- **Task statement**
Could you repeat the records below exactly, leaving out any pictures?

- **Recorded data**
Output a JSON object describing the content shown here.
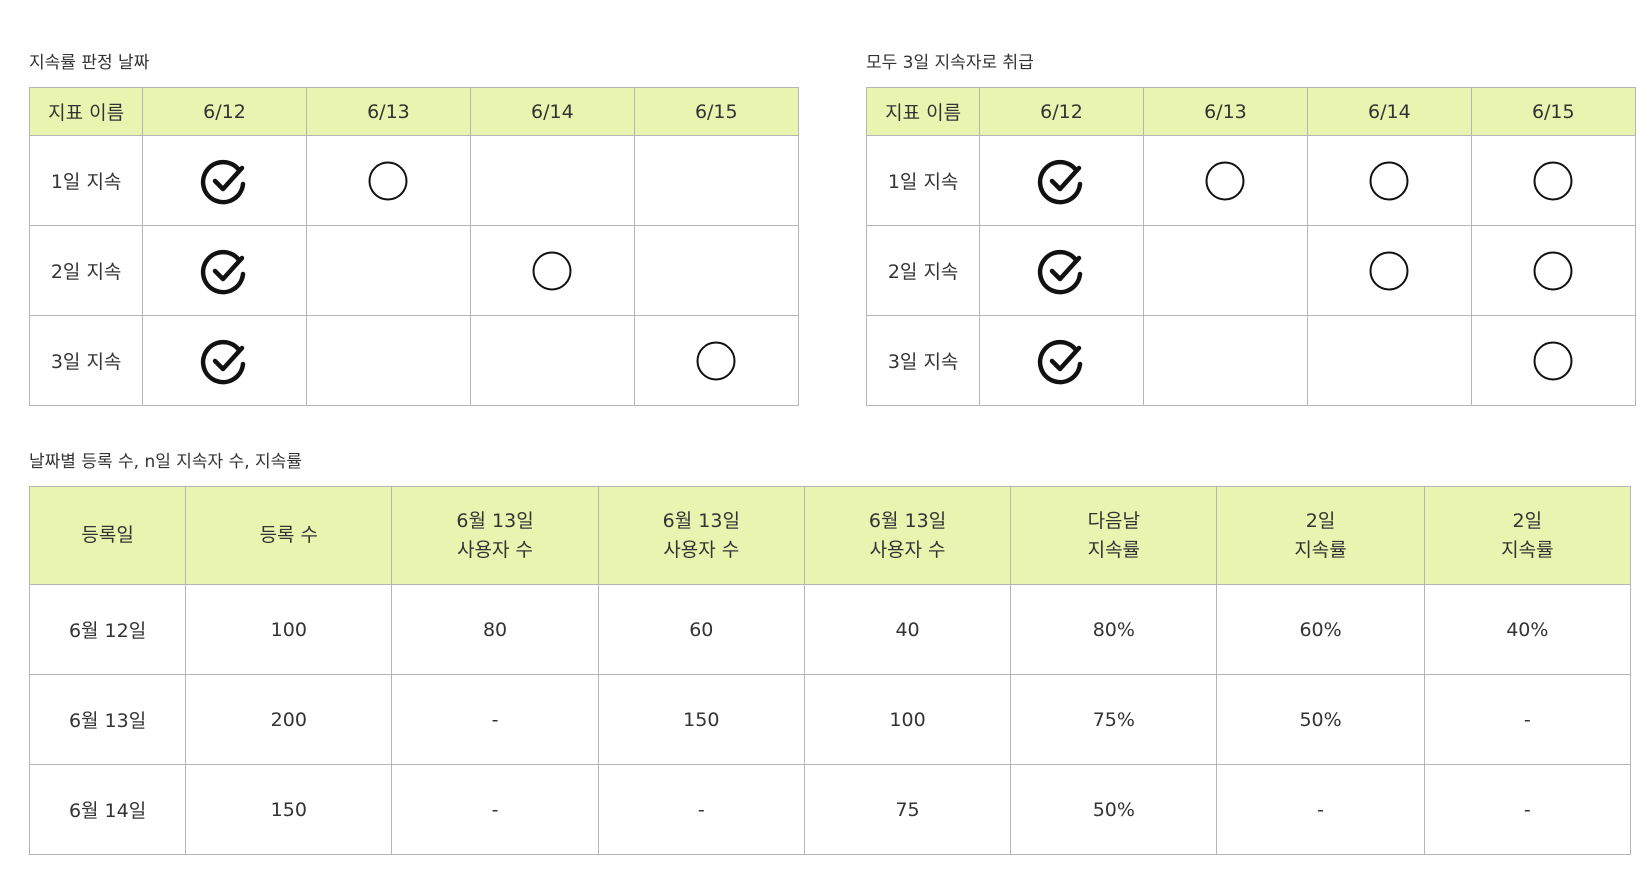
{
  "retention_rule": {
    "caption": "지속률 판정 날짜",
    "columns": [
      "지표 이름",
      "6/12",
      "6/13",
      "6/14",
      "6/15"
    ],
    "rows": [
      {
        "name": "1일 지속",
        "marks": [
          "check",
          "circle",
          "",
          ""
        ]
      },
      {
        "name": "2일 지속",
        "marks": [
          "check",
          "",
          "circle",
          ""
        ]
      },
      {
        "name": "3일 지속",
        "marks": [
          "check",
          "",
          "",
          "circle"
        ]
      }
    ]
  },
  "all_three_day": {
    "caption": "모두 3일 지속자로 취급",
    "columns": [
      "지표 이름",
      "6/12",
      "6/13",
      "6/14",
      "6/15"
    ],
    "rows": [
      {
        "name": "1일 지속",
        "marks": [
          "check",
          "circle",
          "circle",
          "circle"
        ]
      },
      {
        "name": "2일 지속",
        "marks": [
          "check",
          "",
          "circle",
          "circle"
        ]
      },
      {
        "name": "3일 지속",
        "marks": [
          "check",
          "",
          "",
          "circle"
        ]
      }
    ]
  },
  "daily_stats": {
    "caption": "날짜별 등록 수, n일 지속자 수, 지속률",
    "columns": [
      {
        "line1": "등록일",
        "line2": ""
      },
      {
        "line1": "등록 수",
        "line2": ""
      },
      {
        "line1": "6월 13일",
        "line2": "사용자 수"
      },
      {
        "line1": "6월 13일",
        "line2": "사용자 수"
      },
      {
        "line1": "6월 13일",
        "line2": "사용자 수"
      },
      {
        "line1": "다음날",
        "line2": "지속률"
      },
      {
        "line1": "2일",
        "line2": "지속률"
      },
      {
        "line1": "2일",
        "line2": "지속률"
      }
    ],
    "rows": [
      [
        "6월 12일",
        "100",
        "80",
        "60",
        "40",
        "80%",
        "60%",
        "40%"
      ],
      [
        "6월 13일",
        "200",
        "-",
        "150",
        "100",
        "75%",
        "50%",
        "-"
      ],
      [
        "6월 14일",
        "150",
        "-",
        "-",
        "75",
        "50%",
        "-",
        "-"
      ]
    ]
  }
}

- **Exercise solution**
Output a JSON object describing the content shown here.
{
  "retention_rule": {
    "caption": "지속률 판정 날짜",
    "columns": [
      "지표 이름",
      "6/12",
      "6/13",
      "6/14",
      "6/15"
    ],
    "rows": [
      {
        "name": "1일 지속",
        "marks": [
          "check",
          "circle",
          "",
          ""
        ]
      },
      {
        "name": "2일 지속",
        "marks": [
          "check",
          "",
          "circle",
          ""
        ]
      },
      {
        "name": "3일 지속",
        "marks": [
          "check",
          "",
          "",
          "circle"
        ]
      }
    ]
  },
  "all_three_day": {
    "caption": "모두 3일 지속자로 취급",
    "columns": [
      "지표 이름",
      "6/12",
      "6/13",
      "6/14",
      "6/15"
    ],
    "rows": [
      {
        "name": "1일 지속",
        "marks": [
          "check",
          "circle",
          "circle",
          "circle"
        ]
      },
      {
        "name": "2일 지속",
        "marks": [
          "check",
          "",
          "circle",
          "circle"
        ]
      },
      {
        "name": "3일 지속",
        "marks": [
          "check",
          "",
          "",
          "circle"
        ]
      }
    ]
  },
  "daily_stats": {
    "caption": "날짜별 등록 수, n일 지속자 수, 지속률",
    "columns": [
      {
        "line1": "등록일",
        "line2": ""
      },
      {
        "line1": "등록 수",
        "line2": ""
      },
      {
        "line1": "6월 13일",
        "line2": "사용자 수"
      },
      {
        "line1": "6월 13일",
        "line2": "사용자 수"
      },
      {
        "line1": "6월 13일",
        "line2": "사용자 수"
      },
      {
        "line1": "다음날",
        "line2": "지속률"
      },
      {
        "line1": "2일",
        "line2": "지속률"
      },
      {
        "line1": "2일",
        "line2": "지속률"
      }
    ],
    "rows": [
      [
        "6월 12일",
        "100",
        "80",
        "60",
        "40",
        "80%",
        "60%",
        "40%"
      ],
      [
        "6월 13일",
        "200",
        "-",
        "150",
        "100",
        "75%",
        "50%",
        "-"
      ],
      [
        "6월 14일",
        "150",
        "-",
        "-",
        "75",
        "50%",
        "-",
        "-"
      ]
    ]
  }
}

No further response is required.